Dataset rows about figures:
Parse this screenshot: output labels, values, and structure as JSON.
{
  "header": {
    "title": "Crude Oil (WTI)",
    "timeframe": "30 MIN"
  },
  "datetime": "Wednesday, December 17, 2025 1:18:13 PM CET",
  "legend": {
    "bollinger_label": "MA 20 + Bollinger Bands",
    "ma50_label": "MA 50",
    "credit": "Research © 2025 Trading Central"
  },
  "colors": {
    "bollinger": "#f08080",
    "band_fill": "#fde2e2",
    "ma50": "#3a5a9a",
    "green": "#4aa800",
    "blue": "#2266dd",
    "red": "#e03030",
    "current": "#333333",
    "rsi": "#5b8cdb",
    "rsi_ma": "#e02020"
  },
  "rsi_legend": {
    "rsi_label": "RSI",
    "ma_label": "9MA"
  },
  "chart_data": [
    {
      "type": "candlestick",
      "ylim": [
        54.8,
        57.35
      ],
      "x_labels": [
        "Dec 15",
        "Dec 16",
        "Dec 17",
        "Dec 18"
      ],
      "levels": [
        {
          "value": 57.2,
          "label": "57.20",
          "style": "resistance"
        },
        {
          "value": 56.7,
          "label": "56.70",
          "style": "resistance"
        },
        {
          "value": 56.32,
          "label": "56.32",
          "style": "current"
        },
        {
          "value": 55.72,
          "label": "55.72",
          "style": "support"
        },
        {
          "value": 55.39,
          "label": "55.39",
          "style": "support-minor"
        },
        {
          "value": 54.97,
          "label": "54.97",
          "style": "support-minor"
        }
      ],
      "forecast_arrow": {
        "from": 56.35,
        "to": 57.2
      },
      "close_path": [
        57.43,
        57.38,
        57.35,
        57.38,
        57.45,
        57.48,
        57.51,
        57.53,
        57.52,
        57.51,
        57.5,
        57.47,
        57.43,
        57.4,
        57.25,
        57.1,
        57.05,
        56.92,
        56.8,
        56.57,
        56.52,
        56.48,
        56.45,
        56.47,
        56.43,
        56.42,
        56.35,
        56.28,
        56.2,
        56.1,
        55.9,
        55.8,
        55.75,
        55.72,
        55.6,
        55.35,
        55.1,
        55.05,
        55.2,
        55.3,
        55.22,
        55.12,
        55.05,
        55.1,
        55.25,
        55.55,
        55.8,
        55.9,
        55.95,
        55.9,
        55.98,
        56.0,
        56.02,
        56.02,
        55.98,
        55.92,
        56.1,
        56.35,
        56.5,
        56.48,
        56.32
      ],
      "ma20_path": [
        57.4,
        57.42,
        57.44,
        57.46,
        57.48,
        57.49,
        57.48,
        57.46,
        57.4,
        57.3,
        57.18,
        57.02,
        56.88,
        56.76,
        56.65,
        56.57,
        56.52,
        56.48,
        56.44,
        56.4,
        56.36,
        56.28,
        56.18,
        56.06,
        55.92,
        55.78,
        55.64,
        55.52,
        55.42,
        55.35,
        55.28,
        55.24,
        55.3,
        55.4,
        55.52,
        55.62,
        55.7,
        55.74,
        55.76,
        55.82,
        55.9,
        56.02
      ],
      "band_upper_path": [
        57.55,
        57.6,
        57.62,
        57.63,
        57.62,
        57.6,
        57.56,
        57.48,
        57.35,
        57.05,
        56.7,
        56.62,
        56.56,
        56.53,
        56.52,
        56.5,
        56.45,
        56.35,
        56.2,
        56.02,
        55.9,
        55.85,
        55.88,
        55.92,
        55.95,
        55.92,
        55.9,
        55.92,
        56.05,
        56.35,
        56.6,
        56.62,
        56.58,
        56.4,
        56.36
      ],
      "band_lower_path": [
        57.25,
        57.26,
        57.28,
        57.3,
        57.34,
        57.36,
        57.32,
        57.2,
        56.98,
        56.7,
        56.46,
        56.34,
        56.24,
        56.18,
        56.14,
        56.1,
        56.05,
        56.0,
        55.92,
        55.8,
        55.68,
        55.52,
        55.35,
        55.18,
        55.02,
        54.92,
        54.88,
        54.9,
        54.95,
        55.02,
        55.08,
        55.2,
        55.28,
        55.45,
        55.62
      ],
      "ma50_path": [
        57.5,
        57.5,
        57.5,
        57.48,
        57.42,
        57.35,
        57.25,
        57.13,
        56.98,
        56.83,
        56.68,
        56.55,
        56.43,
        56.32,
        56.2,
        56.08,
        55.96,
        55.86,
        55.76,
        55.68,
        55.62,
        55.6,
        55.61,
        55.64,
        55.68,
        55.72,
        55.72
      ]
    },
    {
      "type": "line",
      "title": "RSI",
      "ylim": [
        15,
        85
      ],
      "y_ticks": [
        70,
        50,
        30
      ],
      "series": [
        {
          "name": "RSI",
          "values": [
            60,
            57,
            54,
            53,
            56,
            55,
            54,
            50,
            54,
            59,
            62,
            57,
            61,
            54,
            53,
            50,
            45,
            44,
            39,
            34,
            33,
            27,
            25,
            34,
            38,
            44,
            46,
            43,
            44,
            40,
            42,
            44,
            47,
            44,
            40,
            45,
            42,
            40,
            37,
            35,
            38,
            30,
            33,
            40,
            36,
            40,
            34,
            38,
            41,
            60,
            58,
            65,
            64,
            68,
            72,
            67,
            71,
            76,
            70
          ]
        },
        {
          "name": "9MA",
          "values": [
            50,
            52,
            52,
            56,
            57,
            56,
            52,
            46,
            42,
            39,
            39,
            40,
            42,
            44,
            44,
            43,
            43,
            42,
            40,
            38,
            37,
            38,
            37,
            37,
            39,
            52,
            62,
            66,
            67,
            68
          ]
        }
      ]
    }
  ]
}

> [WHAT THE TASK ASKS]: Reproduce the entries above in full, verbatim.

> [THE COMPLETED TASK]:
Parse this screenshot: output labels, values, and structure as JSON.
{
  "header": {
    "title": "Crude Oil (WTI)",
    "timeframe": "30 MIN"
  },
  "datetime": "Wednesday, December 17, 2025 1:18:13 PM CET",
  "legend": {
    "bollinger_label": "MA 20 + Bollinger Bands",
    "ma50_label": "MA 50",
    "credit": "Research © 2025 Trading Central"
  },
  "colors": {
    "bollinger": "#f08080",
    "band_fill": "#fde2e2",
    "ma50": "#3a5a9a",
    "green": "#4aa800",
    "blue": "#2266dd",
    "red": "#e03030",
    "current": "#333333",
    "rsi": "#5b8cdb",
    "rsi_ma": "#e02020"
  },
  "rsi_legend": {
    "rsi_label": "RSI",
    "ma_label": "9MA"
  },
  "chart_data": [
    {
      "type": "candlestick",
      "ylim": [
        54.8,
        57.35
      ],
      "x_labels": [
        "Dec 15",
        "Dec 16",
        "Dec 17",
        "Dec 18"
      ],
      "levels": [
        {
          "value": 57.2,
          "label": "57.20",
          "style": "resistance"
        },
        {
          "value": 56.7,
          "label": "56.70",
          "style": "resistance"
        },
        {
          "value": 56.32,
          "label": "56.32",
          "style": "current"
        },
        {
          "value": 55.72,
          "label": "55.72",
          "style": "support"
        },
        {
          "value": 55.39,
          "label": "55.39",
          "style": "support-minor"
        },
        {
          "value": 54.97,
          "label": "54.97",
          "style": "support-minor"
        }
      ],
      "forecast_arrow": {
        "from": 56.35,
        "to": 57.2
      },
      "close_path": [
        57.43,
        57.38,
        57.35,
        57.38,
        57.45,
        57.48,
        57.51,
        57.53,
        57.52,
        57.51,
        57.5,
        57.47,
        57.43,
        57.4,
        57.25,
        57.1,
        57.05,
        56.92,
        56.8,
        56.57,
        56.52,
        56.48,
        56.45,
        56.47,
        56.43,
        56.42,
        56.35,
        56.28,
        56.2,
        56.1,
        55.9,
        55.8,
        55.75,
        55.72,
        55.6,
        55.35,
        55.1,
        55.05,
        55.2,
        55.3,
        55.22,
        55.12,
        55.05,
        55.1,
        55.25,
        55.55,
        55.8,
        55.9,
        55.95,
        55.9,
        55.98,
        56.0,
        56.02,
        56.02,
        55.98,
        55.92,
        56.1,
        56.35,
        56.5,
        56.48,
        56.32
      ],
      "ma20_path": [
        57.4,
        57.42,
        57.44,
        57.46,
        57.48,
        57.49,
        57.48,
        57.46,
        57.4,
        57.3,
        57.18,
        57.02,
        56.88,
        56.76,
        56.65,
        56.57,
        56.52,
        56.48,
        56.44,
        56.4,
        56.36,
        56.28,
        56.18,
        56.06,
        55.92,
        55.78,
        55.64,
        55.52,
        55.42,
        55.35,
        55.28,
        55.24,
        55.3,
        55.4,
        55.52,
        55.62,
        55.7,
        55.74,
        55.76,
        55.82,
        55.9,
        56.02
      ],
      "band_upper_path": [
        57.55,
        57.6,
        57.62,
        57.63,
        57.62,
        57.6,
        57.56,
        57.48,
        57.35,
        57.05,
        56.7,
        56.62,
        56.56,
        56.53,
        56.52,
        56.5,
        56.45,
        56.35,
        56.2,
        56.02,
        55.9,
        55.85,
        55.88,
        55.92,
        55.95,
        55.92,
        55.9,
        55.92,
        56.05,
        56.35,
        56.6,
        56.62,
        56.58,
        56.4,
        56.36
      ],
      "band_lower_path": [
        57.25,
        57.26,
        57.28,
        57.3,
        57.34,
        57.36,
        57.32,
        57.2,
        56.98,
        56.7,
        56.46,
        56.34,
        56.24,
        56.18,
        56.14,
        56.1,
        56.05,
        56.0,
        55.92,
        55.8,
        55.68,
        55.52,
        55.35,
        55.18,
        55.02,
        54.92,
        54.88,
        54.9,
        54.95,
        55.02,
        55.08,
        55.2,
        55.28,
        55.45,
        55.62
      ],
      "ma50_path": [
        57.5,
        57.5,
        57.5,
        57.48,
        57.42,
        57.35,
        57.25,
        57.13,
        56.98,
        56.83,
        56.68,
        56.55,
        56.43,
        56.32,
        56.2,
        56.08,
        55.96,
        55.86,
        55.76,
        55.68,
        55.62,
        55.6,
        55.61,
        55.64,
        55.68,
        55.72,
        55.72
      ]
    },
    {
      "type": "line",
      "title": "RSI",
      "ylim": [
        15,
        85
      ],
      "y_ticks": [
        70,
        50,
        30
      ],
      "series": [
        {
          "name": "RSI",
          "values": [
            60,
            57,
            54,
            53,
            56,
            55,
            54,
            50,
            54,
            59,
            62,
            57,
            61,
            54,
            53,
            50,
            45,
            44,
            39,
            34,
            33,
            27,
            25,
            34,
            38,
            44,
            46,
            43,
            44,
            40,
            42,
            44,
            47,
            44,
            40,
            45,
            42,
            40,
            37,
            35,
            38,
            30,
            33,
            40,
            36,
            40,
            34,
            38,
            41,
            60,
            58,
            65,
            64,
            68,
            72,
            67,
            71,
            76,
            70
          ]
        },
        {
          "name": "9MA",
          "values": [
            50,
            52,
            52,
            56,
            57,
            56,
            52,
            46,
            42,
            39,
            39,
            40,
            42,
            44,
            44,
            43,
            43,
            42,
            40,
            38,
            37,
            38,
            37,
            37,
            39,
            52,
            62,
            66,
            67,
            68
          ]
        }
      ]
    }
  ]
}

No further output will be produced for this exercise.